--- START OF EXERCISE MATERIAL ---

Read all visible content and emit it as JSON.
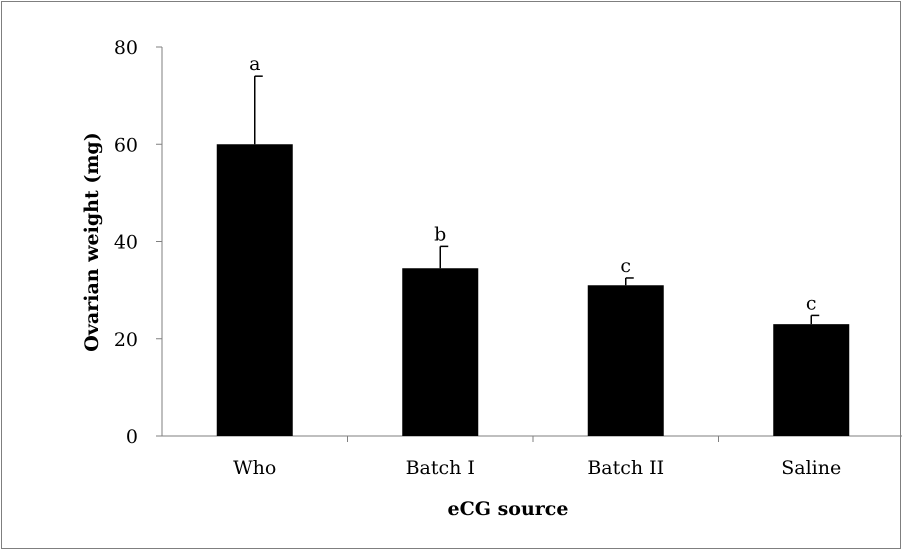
{
  "chart_data": {
    "type": "bar",
    "title": "",
    "xlabel": "eCG source",
    "ylabel": "Ovarian weight (mg)",
    "ylim": [
      0,
      80
    ],
    "yticks": [
      0,
      20,
      40,
      60,
      80
    ],
    "categories": [
      "Who",
      "Batch I",
      "Batch II",
      "Saline"
    ],
    "values": [
      60,
      34.5,
      31,
      23
    ],
    "errors": [
      14,
      4.5,
      1.5,
      1.8
    ],
    "significance_labels": [
      "a",
      "b",
      "c",
      "c"
    ],
    "bar_color": "#000000",
    "grid": false,
    "legend": "none"
  }
}
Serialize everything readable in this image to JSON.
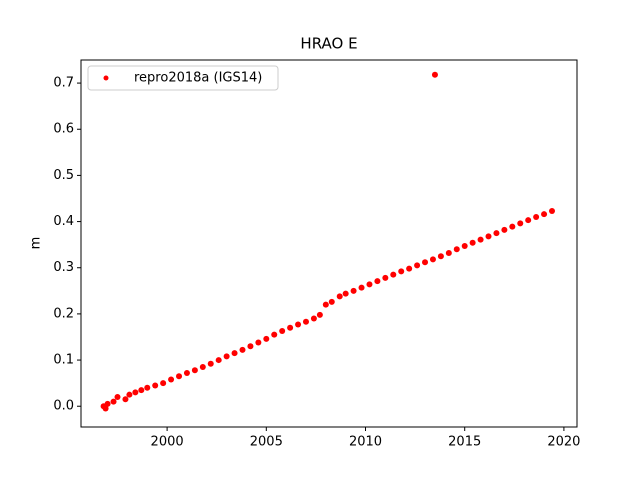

--- END OF EXERCISE MATERIAL ---

▸ **WHAT TO PRODUCE**:
The data above should be repeated exactly, minus any pictures.

▸ **WORKED SOLUTION**:
Read all visible content and emit it as JSON.
{
  "chart_data": {
    "type": "bar",
    "title": "",
    "xlabel": "eCG source",
    "ylabel": "Ovarian weight (mg)",
    "ylim": [
      0,
      80
    ],
    "yticks": [
      0,
      20,
      40,
      60,
      80
    ],
    "categories": [
      "Who",
      "Batch I",
      "Batch II",
      "Saline"
    ],
    "values": [
      60,
      34.5,
      31,
      23
    ],
    "errors": [
      14,
      4.5,
      1.5,
      1.8
    ],
    "significance_labels": [
      "a",
      "b",
      "c",
      "c"
    ],
    "bar_color": "#000000",
    "grid": false,
    "legend": "none"
  }
}
Serialize everything readable in this image to JSON.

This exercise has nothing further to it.